Leave out the pictures and retype exactly the lines from the one with "Serialize everything readable" through the end of the records.

= = =

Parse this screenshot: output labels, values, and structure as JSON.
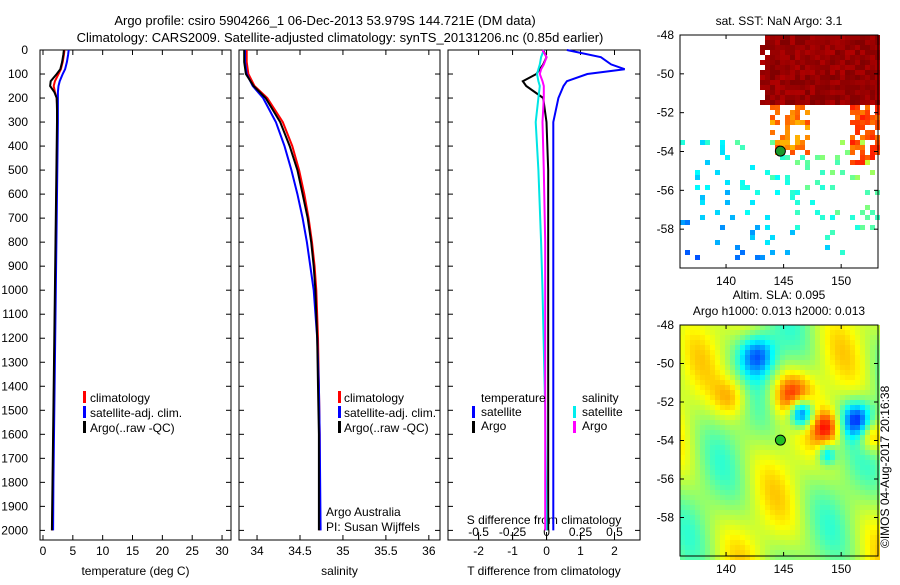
{
  "title": {
    "line1": "Argo profile: csiro 5904266_1 06-Dec-2013 53.979S 144.721E (DM data)",
    "line2": "Climatology: CARS2009. Satellite-adjusted climatology: synTS_20131206.nc (0.85d earlier)"
  },
  "legend": {
    "clim": "climatology",
    "sat": "satellite-adj. clim.",
    "argo": "Argo(..raw -QC)",
    "temperature": "temperature",
    "salinity": "salinity",
    "satellite": "satellite",
    "argo_short": "Argo"
  },
  "credits": {
    "line1": "Argo Australia",
    "line2": "PI: Susan Wijffels",
    "stamp": "©IMOS 04-Aug-2017 20:16:38"
  },
  "colors": {
    "clim": "#ff0000",
    "sat": "#0000ff",
    "argo": "#000000",
    "sal_sat": "#00e5e5",
    "sal_argo": "#ff00ff"
  },
  "chart_data": [
    {
      "type": "line",
      "name": "temperature",
      "xlabel": "temperature (deg C)",
      "ylabel": "",
      "xlim": [
        -0.5,
        31.5
      ],
      "ylim": [
        2040,
        0
      ],
      "xticks": [
        "0",
        "5",
        "10",
        "15",
        "20",
        "25",
        "30"
      ],
      "xtick_values": [
        0,
        5,
        10,
        15,
        20,
        25,
        30
      ],
      "yticks": [
        "0",
        "100",
        "200",
        "300",
        "400",
        "500",
        "600",
        "700",
        "800",
        "900",
        "1000",
        "1100",
        "1200",
        "1300",
        "1400",
        "1500",
        "1600",
        "1700",
        "1800",
        "1900",
        "2000"
      ],
      "depth": [
        0,
        20,
        50,
        80,
        100,
        130,
        150,
        175,
        200,
        250,
        300,
        400,
        600,
        800,
        1000,
        1200,
        1400,
        1600,
        1800,
        2000
      ],
      "series": [
        {
          "name": "climatology",
          "values": [
            3.6,
            3.5,
            3.3,
            3.0,
            2.6,
            2.0,
            1.8,
            2.0,
            2.3,
            2.4,
            2.4,
            2.35,
            2.25,
            2.15,
            2.05,
            1.95,
            1.85,
            1.75,
            1.65,
            1.55
          ]
        },
        {
          "name": "satellite-adj. clim.",
          "values": [
            4.3,
            4.2,
            4.0,
            3.7,
            3.3,
            2.8,
            2.6,
            2.5,
            2.5,
            2.5,
            2.5,
            2.45,
            2.35,
            2.25,
            2.15,
            2.05,
            1.95,
            1.85,
            1.75,
            1.7
          ]
        },
        {
          "name": "Argo",
          "values": [
            3.5,
            3.4,
            3.2,
            2.9,
            2.3,
            1.3,
            1.2,
            1.9,
            2.3,
            2.35,
            2.35,
            2.3,
            2.2,
            2.1,
            2.0,
            1.9,
            1.8,
            1.7,
            1.6,
            1.5
          ]
        }
      ]
    },
    {
      "type": "line",
      "name": "salinity",
      "xlabel": "salinity",
      "xlim": [
        33.79,
        36.13
      ],
      "ylim": [
        2040,
        0
      ],
      "xticks": [
        "34",
        "34.5",
        "35",
        "35.5",
        "36"
      ],
      "xtick_values": [
        34,
        34.5,
        35,
        35.5,
        36
      ],
      "depth": [
        0,
        50,
        100,
        150,
        200,
        300,
        400,
        500,
        600,
        700,
        800,
        900,
        1000,
        1200,
        1400,
        1600,
        2000
      ],
      "series": [
        {
          "name": "climatology",
          "values": [
            33.88,
            33.88,
            33.9,
            33.97,
            34.12,
            34.3,
            34.41,
            34.49,
            34.55,
            34.6,
            34.64,
            34.67,
            34.69,
            34.71,
            34.72,
            34.73,
            34.73
          ]
        },
        {
          "name": "satellite-adj. clim.",
          "values": [
            33.86,
            33.86,
            33.88,
            33.95,
            34.07,
            34.22,
            34.32,
            34.4,
            34.47,
            34.53,
            34.58,
            34.62,
            34.66,
            34.7,
            34.72,
            34.73,
            34.74
          ]
        },
        {
          "name": "Argo",
          "values": [
            33.85,
            33.85,
            33.87,
            33.96,
            34.1,
            34.27,
            34.38,
            34.47,
            34.53,
            34.59,
            34.63,
            34.66,
            34.68,
            34.7,
            34.71,
            34.72,
            34.72
          ]
        }
      ]
    },
    {
      "type": "line",
      "name": "difference",
      "xlabel": "T difference from climatology",
      "x2label": "S difference from climatology",
      "xlim": [
        -2.9,
        2.75
      ],
      "x2lim": [
        -0.725,
        0.6875
      ],
      "ylim": [
        2040,
        0
      ],
      "xticks": [
        "-2",
        "-1",
        "0",
        "1",
        "2"
      ],
      "xtick_values": [
        -2,
        -1,
        0,
        1,
        2
      ],
      "x2ticks": [
        "-0.5",
        "-0.25",
        "0",
        "0.25",
        "0.5"
      ],
      "x2tick_values": [
        -0.5,
        -0.25,
        0,
        0.25,
        0.5
      ],
      "depth": [
        0,
        30,
        60,
        80,
        100,
        130,
        150,
        200,
        300,
        500,
        800,
        1000,
        1500,
        2000
      ],
      "series": [
        {
          "name": "temperature satellite",
          "axis": "T",
          "values": [
            0.6,
            1.6,
            1.9,
            2.3,
            1.2,
            0.6,
            0.5,
            0.35,
            0.2,
            0.2,
            0.2,
            0.2,
            0.2,
            0.2
          ]
        },
        {
          "name": "temperature Argo",
          "axis": "T",
          "values": [
            -0.1,
            0,
            -0.1,
            -0.2,
            -0.3,
            -0.7,
            -0.6,
            -0.1,
            0.0,
            0.05,
            0.05,
            0.05,
            0.05,
            0.05
          ]
        },
        {
          "name": "salinity satellite",
          "axis": "S",
          "values": [
            -0.02,
            -0.04,
            -0.05,
            -0.06,
            -0.07,
            -0.06,
            -0.05,
            -0.06,
            -0.08,
            -0.06,
            -0.04,
            -0.03,
            -0.01,
            0.0
          ]
        },
        {
          "name": "salinity Argo",
          "axis": "S",
          "values": [
            -0.03,
            0.0,
            -0.02,
            -0.04,
            -0.05,
            -0.03,
            -0.02,
            -0.02,
            -0.03,
            -0.02,
            -0.01,
            -0.01,
            -0.01,
            -0.01
          ]
        }
      ]
    },
    {
      "type": "heatmap",
      "name": "sst-map",
      "title": "sat. SST: NaN Argo: 3.1",
      "xlim": [
        136,
        153.2
      ],
      "ylim": [
        -60,
        -48
      ],
      "xticks": [
        "140",
        "145",
        "150"
      ],
      "xtick_values": [
        140,
        145,
        150
      ],
      "yticks": [
        "-48",
        "-50",
        "-52",
        "-54",
        "-56",
        "-58"
      ],
      "ytick_values": [
        -48,
        -50,
        -52,
        -54,
        -56,
        -58
      ],
      "marker": [
        144.721,
        -53.979
      ]
    },
    {
      "type": "heatmap",
      "name": "altimetry-map",
      "title": "Altim. SLA: 0.095",
      "subtitle": "Argo h1000: 0.013 h2000: 0.013",
      "xlim": [
        136,
        153.2
      ],
      "ylim": [
        -60,
        -48
      ],
      "xticks": [
        "140",
        "145",
        "150"
      ],
      "xtick_values": [
        140,
        145,
        150
      ],
      "yticks": [
        "-48",
        "-50",
        "-52",
        "-54",
        "-56",
        "-58"
      ],
      "ytick_values": [
        -48,
        -50,
        -52,
        -54,
        -56,
        -58
      ],
      "marker": [
        144.721,
        -53.979
      ]
    }
  ]
}
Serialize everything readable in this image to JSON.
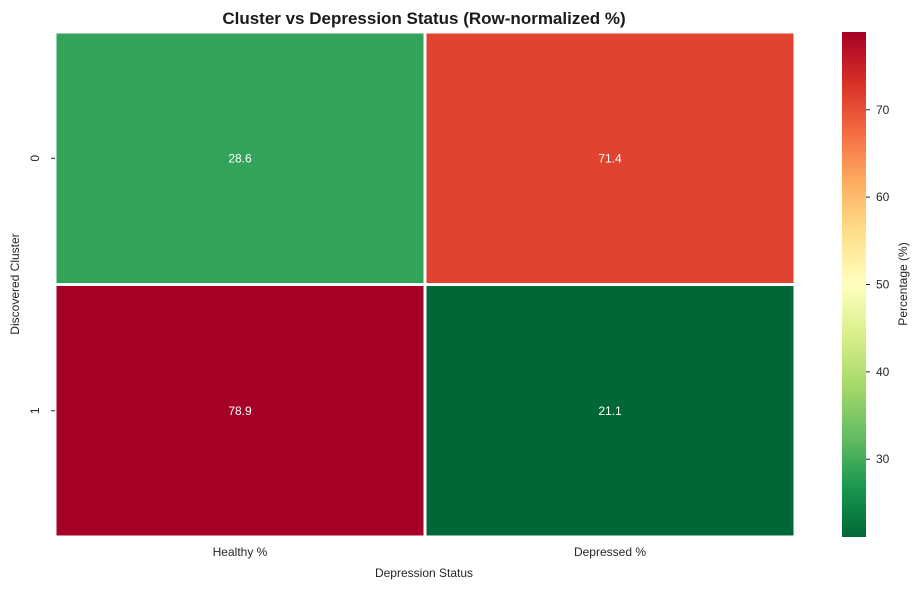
{
  "chart_data": {
    "type": "heatmap",
    "title": "Cluster vs Depression Status (Row-normalized %)",
    "xlabel": "Depression Status",
    "ylabel": "Discovered Cluster",
    "x_categories": [
      "Healthy %",
      "Depressed %"
    ],
    "y_categories": [
      "0",
      "1"
    ],
    "values": [
      [
        28.6,
        71.4
      ],
      [
        78.9,
        21.1
      ]
    ],
    "value_labels": [
      [
        "28.6",
        "71.4"
      ],
      [
        "78.9",
        "21.1"
      ]
    ],
    "colorbar": {
      "label": "Percentage (%)",
      "range": [
        21.1,
        78.9
      ],
      "ticks": [
        30,
        40,
        50,
        60,
        70
      ],
      "colormap": "RdYlGn_r"
    },
    "cell_colors": [
      [
        "#33a35a",
        "#e0432f"
      ],
      [
        "#a50026",
        "#006837"
      ]
    ],
    "label_color": "#ffffff",
    "cell_border_color": "#ffffff"
  }
}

= = =

= RESULT FOR THIS TASK =
Serialize everything readable in this image to JSON.
{
  "chart_data": {
    "type": "heatmap",
    "title": "Cluster vs Depression Status (Row-normalized %)",
    "xlabel": "Depression Status",
    "ylabel": "Discovered Cluster",
    "x_categories": [
      "Healthy %",
      "Depressed %"
    ],
    "y_categories": [
      "0",
      "1"
    ],
    "values": [
      [
        28.6,
        71.4
      ],
      [
        78.9,
        21.1
      ]
    ],
    "value_labels": [
      [
        "28.6",
        "71.4"
      ],
      [
        "78.9",
        "21.1"
      ]
    ],
    "colorbar": {
      "label": "Percentage (%)",
      "range": [
        21.1,
        78.9
      ],
      "ticks": [
        30,
        40,
        50,
        60,
        70
      ],
      "colormap": "RdYlGn_r"
    },
    "cell_colors": [
      [
        "#33a35a",
        "#e0432f"
      ],
      [
        "#a50026",
        "#006837"
      ]
    ],
    "label_color": "#ffffff",
    "cell_border_color": "#ffffff"
  }
}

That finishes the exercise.